__Exercise details__.
Look through the entries below and show every line containing the word "Galega".

━━━ Input material ━━━

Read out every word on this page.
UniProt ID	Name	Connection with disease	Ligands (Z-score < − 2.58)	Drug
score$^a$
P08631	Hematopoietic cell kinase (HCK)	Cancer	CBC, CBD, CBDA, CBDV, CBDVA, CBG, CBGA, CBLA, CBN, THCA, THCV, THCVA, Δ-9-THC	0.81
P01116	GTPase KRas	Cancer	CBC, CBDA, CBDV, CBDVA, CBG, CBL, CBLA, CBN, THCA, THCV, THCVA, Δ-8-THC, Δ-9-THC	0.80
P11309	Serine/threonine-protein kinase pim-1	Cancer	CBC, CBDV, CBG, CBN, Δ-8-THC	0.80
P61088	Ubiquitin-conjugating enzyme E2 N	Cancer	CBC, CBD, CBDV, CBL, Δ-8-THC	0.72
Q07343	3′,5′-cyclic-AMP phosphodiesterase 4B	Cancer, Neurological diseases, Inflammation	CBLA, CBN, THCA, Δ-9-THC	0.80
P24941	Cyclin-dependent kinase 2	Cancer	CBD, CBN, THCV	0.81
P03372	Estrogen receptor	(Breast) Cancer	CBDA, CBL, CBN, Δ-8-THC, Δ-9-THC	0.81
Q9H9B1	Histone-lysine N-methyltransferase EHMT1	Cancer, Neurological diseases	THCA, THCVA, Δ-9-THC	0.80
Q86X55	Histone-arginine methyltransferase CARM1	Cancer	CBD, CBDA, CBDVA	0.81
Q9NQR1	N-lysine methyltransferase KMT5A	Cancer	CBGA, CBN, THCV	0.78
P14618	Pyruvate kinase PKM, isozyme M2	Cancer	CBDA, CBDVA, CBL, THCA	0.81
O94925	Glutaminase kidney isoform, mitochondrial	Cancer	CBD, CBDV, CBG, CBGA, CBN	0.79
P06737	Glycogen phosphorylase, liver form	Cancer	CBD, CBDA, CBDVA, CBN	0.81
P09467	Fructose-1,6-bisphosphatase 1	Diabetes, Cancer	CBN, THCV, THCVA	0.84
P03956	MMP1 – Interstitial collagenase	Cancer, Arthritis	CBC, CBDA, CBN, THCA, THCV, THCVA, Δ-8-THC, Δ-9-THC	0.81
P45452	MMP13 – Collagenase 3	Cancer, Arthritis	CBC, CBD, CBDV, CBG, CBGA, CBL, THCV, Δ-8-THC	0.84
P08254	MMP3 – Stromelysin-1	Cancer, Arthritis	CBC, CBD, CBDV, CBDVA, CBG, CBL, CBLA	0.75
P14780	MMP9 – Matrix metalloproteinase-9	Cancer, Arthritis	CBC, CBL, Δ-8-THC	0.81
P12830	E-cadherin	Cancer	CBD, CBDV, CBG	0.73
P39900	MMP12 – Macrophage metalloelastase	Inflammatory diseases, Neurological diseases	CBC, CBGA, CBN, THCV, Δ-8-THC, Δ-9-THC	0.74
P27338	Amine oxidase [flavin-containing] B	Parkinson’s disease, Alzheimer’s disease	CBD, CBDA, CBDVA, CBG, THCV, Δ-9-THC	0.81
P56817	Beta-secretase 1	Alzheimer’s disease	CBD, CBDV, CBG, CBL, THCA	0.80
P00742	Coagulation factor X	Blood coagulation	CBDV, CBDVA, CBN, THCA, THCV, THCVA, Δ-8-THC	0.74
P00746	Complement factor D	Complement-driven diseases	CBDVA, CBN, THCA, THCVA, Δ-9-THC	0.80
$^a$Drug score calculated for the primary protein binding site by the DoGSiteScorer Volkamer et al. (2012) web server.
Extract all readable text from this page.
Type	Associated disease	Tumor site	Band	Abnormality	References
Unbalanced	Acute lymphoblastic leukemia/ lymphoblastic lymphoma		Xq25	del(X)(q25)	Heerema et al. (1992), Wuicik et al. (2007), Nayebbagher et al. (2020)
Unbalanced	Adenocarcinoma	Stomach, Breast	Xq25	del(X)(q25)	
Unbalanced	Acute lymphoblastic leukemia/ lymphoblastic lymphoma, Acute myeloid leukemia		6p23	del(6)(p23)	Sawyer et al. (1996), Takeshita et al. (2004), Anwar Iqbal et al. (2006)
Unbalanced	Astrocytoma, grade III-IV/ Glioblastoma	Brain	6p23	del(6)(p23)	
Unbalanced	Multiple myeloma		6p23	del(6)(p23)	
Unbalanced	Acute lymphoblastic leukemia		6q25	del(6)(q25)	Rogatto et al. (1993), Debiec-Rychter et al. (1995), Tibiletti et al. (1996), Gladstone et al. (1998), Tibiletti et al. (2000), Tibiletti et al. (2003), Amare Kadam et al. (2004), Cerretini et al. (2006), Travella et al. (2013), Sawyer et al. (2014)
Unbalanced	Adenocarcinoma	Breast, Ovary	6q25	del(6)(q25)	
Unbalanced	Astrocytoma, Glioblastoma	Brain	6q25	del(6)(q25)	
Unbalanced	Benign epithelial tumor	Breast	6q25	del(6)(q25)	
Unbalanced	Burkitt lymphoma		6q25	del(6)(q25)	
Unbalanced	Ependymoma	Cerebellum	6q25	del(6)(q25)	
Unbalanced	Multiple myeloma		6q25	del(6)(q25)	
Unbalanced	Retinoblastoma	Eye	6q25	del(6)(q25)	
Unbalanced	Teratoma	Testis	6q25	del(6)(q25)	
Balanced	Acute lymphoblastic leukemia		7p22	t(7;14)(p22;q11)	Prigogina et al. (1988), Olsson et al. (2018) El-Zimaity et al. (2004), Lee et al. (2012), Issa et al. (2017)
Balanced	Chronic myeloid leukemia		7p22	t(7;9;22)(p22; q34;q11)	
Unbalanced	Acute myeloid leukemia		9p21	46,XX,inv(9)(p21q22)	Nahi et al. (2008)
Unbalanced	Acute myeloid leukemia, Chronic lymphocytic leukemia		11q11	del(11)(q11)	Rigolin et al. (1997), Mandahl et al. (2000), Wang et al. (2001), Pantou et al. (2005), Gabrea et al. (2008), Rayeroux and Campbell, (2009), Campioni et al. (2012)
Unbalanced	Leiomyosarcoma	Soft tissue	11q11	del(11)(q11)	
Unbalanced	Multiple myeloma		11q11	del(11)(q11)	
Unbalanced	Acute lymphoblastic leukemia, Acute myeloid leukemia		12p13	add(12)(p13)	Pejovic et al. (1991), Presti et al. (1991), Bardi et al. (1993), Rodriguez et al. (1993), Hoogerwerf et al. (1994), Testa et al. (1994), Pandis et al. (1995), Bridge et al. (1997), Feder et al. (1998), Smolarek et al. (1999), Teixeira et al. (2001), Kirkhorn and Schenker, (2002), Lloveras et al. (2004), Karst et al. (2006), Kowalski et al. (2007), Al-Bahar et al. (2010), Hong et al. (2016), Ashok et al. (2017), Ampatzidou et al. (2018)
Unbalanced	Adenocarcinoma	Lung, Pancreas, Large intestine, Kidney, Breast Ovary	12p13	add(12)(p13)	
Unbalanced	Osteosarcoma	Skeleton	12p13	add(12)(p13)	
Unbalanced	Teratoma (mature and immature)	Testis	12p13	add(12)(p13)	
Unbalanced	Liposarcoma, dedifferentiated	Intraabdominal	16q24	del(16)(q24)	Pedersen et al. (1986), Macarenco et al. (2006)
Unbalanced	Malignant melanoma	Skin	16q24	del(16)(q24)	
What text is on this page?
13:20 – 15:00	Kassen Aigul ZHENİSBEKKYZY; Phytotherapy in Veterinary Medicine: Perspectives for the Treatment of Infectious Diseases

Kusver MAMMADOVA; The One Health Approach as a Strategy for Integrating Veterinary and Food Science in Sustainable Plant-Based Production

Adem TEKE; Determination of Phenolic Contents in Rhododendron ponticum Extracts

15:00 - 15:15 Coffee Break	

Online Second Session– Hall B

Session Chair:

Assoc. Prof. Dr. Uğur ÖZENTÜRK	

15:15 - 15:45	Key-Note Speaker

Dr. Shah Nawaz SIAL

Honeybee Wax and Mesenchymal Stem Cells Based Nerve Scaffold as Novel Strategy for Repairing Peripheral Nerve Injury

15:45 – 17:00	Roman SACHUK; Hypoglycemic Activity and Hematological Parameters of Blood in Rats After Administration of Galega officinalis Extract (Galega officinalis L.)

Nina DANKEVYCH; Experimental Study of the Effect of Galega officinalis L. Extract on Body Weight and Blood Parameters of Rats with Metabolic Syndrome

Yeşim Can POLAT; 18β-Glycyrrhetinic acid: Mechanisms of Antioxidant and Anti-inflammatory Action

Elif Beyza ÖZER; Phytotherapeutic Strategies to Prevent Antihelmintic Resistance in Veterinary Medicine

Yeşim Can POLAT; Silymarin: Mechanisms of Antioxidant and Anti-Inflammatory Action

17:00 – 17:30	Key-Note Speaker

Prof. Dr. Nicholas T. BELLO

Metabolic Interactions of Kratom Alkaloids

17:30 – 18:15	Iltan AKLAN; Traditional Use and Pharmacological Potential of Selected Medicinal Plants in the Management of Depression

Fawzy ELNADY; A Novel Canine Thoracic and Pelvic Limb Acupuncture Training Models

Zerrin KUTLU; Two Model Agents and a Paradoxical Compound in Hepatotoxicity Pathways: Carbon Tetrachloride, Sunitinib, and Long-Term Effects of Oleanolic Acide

━━━

__Response to the exercise__.
15:45 – 17:00	Roman SACHUK; Hypoglycemic Activity and Hematological Parameters of Blood in Rats After Administration of Galega officinalis Extract (Galega officinalis L.)
Nina DANKEVYCH; Experimental Study of the Effect of Galega officinalis L. Extract on Body Weight and Blood Parameters of Rats with Metabolic Syndrome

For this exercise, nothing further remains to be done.